→ **RECORD LIST**:
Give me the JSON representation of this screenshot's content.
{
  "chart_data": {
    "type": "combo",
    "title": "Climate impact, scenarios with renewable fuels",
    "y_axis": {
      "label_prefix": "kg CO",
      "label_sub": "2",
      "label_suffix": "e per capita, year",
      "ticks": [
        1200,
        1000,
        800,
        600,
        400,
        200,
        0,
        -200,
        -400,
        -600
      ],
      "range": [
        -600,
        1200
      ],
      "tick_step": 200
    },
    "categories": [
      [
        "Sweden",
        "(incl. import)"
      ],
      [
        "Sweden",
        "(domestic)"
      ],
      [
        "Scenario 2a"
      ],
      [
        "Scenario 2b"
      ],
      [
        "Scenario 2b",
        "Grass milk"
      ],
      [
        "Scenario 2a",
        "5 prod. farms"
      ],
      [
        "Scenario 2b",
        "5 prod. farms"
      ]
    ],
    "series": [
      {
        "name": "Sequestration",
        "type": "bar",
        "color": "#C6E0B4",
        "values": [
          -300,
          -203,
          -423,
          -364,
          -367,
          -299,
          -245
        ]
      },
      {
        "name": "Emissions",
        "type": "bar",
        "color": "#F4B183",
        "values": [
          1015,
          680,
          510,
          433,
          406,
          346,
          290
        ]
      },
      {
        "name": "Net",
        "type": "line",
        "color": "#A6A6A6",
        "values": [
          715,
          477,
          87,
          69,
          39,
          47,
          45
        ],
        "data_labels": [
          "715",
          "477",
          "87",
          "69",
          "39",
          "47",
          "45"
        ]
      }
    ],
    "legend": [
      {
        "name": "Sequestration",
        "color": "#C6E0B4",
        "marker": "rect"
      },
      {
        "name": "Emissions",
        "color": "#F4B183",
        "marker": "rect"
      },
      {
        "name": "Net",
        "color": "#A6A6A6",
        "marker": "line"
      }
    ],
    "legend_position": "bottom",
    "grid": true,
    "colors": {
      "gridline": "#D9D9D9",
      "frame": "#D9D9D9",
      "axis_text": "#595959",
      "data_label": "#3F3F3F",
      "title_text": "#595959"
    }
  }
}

→ **WHAT YOU HAVE TO DO**: Type the whole listing again, unaltered.

→ **ANSWER TO THE TASK**:
Give me the JSON representation of this screenshot's content.
{
  "chart_data": {
    "type": "combo",
    "title": "Climate impact, scenarios with renewable fuels",
    "y_axis": {
      "label_prefix": "kg CO",
      "label_sub": "2",
      "label_suffix": "e per capita, year",
      "ticks": [
        1200,
        1000,
        800,
        600,
        400,
        200,
        0,
        -200,
        -400,
        -600
      ],
      "range": [
        -600,
        1200
      ],
      "tick_step": 200
    },
    "categories": [
      [
        "Sweden",
        "(incl. import)"
      ],
      [
        "Sweden",
        "(domestic)"
      ],
      [
        "Scenario 2a"
      ],
      [
        "Scenario 2b"
      ],
      [
        "Scenario 2b",
        "Grass milk"
      ],
      [
        "Scenario 2a",
        "5 prod. farms"
      ],
      [
        "Scenario 2b",
        "5 prod. farms"
      ]
    ],
    "series": [
      {
        "name": "Sequestration",
        "type": "bar",
        "color": "#C6E0B4",
        "values": [
          -300,
          -203,
          -423,
          -364,
          -367,
          -299,
          -245
        ]
      },
      {
        "name": "Emissions",
        "type": "bar",
        "color": "#F4B183",
        "values": [
          1015,
          680,
          510,
          433,
          406,
          346,
          290
        ]
      },
      {
        "name": "Net",
        "type": "line",
        "color": "#A6A6A6",
        "values": [
          715,
          477,
          87,
          69,
          39,
          47,
          45
        ],
        "data_labels": [
          "715",
          "477",
          "87",
          "69",
          "39",
          "47",
          "45"
        ]
      }
    ],
    "legend": [
      {
        "name": "Sequestration",
        "color": "#C6E0B4",
        "marker": "rect"
      },
      {
        "name": "Emissions",
        "color": "#F4B183",
        "marker": "rect"
      },
      {
        "name": "Net",
        "color": "#A6A6A6",
        "marker": "line"
      }
    ],
    "legend_position": "bottom",
    "grid": true,
    "colors": {
      "gridline": "#D9D9D9",
      "frame": "#D9D9D9",
      "axis_text": "#595959",
      "data_label": "#3F3F3F",
      "title_text": "#595959"
    }
  }
}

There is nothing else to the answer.